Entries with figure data
******************************

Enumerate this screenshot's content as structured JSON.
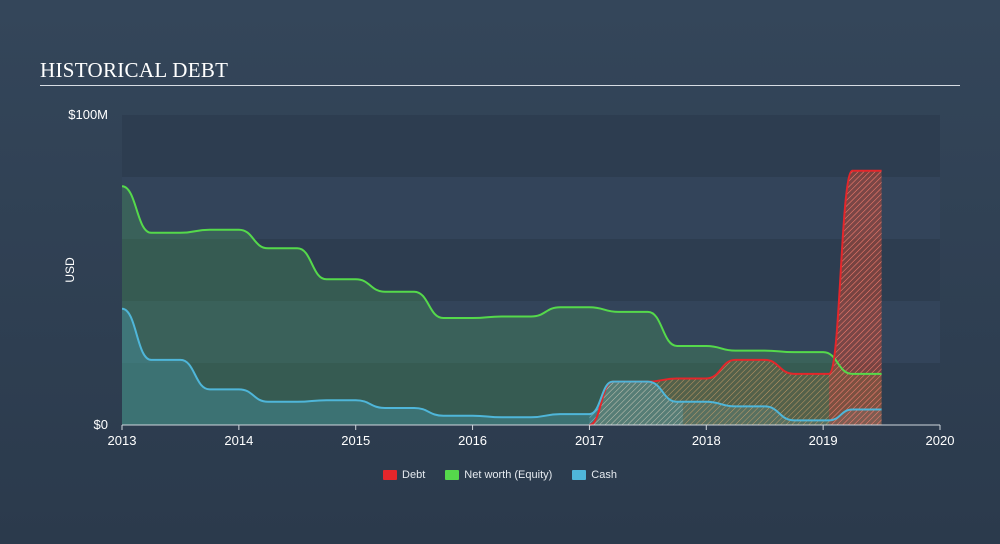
{
  "header": {
    "title": "HISTORICAL DEBT"
  },
  "chart_data": {
    "type": "area",
    "title": "HISTORICAL DEBT",
    "ylabel": "USD",
    "xlabel": "",
    "xlim": [
      2013,
      2020
    ],
    "ylim": [
      0,
      100
    ],
    "y_unit": "$M",
    "y_ticks": [
      {
        "value": 0,
        "label": "$0"
      },
      {
        "value": 100,
        "label": "$100M"
      }
    ],
    "x_ticks": [
      {
        "value": 2013,
        "label": "2013"
      },
      {
        "value": 2014,
        "label": "2014"
      },
      {
        "value": 2015,
        "label": "2015"
      },
      {
        "value": 2016,
        "label": "2016"
      },
      {
        "value": 2017,
        "label": "2017"
      },
      {
        "value": 2018,
        "label": "2018"
      },
      {
        "value": 2019,
        "label": "2019"
      },
      {
        "value": 2020,
        "label": "2020"
      }
    ],
    "legend_position": "bottom-center",
    "series": [
      {
        "name": "Debt",
        "color": "#e4262b",
        "points": [
          [
            2017.0,
            0
          ],
          [
            2017.2,
            14
          ],
          [
            2017.5,
            14
          ],
          [
            2017.75,
            15
          ],
          [
            2018.0,
            15
          ],
          [
            2018.25,
            21
          ],
          [
            2018.5,
            21
          ],
          [
            2018.75,
            16.5
          ],
          [
            2019.05,
            16.5
          ],
          [
            2019.25,
            82
          ],
          [
            2019.5,
            82
          ]
        ]
      },
      {
        "name": "Net worth (Equity)",
        "color": "#55d94b",
        "points": [
          [
            2013.0,
            77
          ],
          [
            2013.25,
            62
          ],
          [
            2013.5,
            62
          ],
          [
            2013.75,
            63
          ],
          [
            2014.0,
            63
          ],
          [
            2014.25,
            57
          ],
          [
            2014.5,
            57
          ],
          [
            2014.75,
            47
          ],
          [
            2015.0,
            47
          ],
          [
            2015.25,
            43
          ],
          [
            2015.5,
            43
          ],
          [
            2015.75,
            34.5
          ],
          [
            2016.0,
            34.5
          ],
          [
            2016.25,
            35
          ],
          [
            2016.5,
            35
          ],
          [
            2016.75,
            38
          ],
          [
            2017.0,
            38
          ],
          [
            2017.25,
            36.5
          ],
          [
            2017.5,
            36.5
          ],
          [
            2017.75,
            25.5
          ],
          [
            2018.0,
            25.5
          ],
          [
            2018.25,
            24
          ],
          [
            2018.5,
            24
          ],
          [
            2018.75,
            23.5
          ],
          [
            2019.0,
            23.5
          ],
          [
            2019.25,
            16.5
          ],
          [
            2019.5,
            16.5
          ]
        ]
      },
      {
        "name": "Cash",
        "color": "#4fb6d9",
        "points": [
          [
            2013.0,
            37.5
          ],
          [
            2013.25,
            21
          ],
          [
            2013.5,
            21
          ],
          [
            2013.75,
            11.5
          ],
          [
            2014.0,
            11.5
          ],
          [
            2014.25,
            7.5
          ],
          [
            2014.5,
            7.5
          ],
          [
            2014.75,
            8
          ],
          [
            2015.0,
            8
          ],
          [
            2015.25,
            5.5
          ],
          [
            2015.5,
            5.5
          ],
          [
            2015.75,
            3
          ],
          [
            2016.0,
            3
          ],
          [
            2016.25,
            2.5
          ],
          [
            2016.5,
            2.5
          ],
          [
            2016.75,
            3.5
          ],
          [
            2017.0,
            3.5
          ],
          [
            2017.2,
            14
          ],
          [
            2017.5,
            14
          ],
          [
            2017.75,
            7.5
          ],
          [
            2018.0,
            7.5
          ],
          [
            2018.25,
            6
          ],
          [
            2018.5,
            6
          ],
          [
            2018.75,
            1.5
          ],
          [
            2019.05,
            1.5
          ],
          [
            2019.25,
            5
          ],
          [
            2019.5,
            5
          ]
        ]
      }
    ]
  }
}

******************************

-- WHAT IS BEING ASKED --
Show each line in the entries that holds the string "HISTORICAL".

-- OUTPUT BELOW --
    "title": "HISTORICAL DEBT"
    "title": "HISTORICAL DEBT",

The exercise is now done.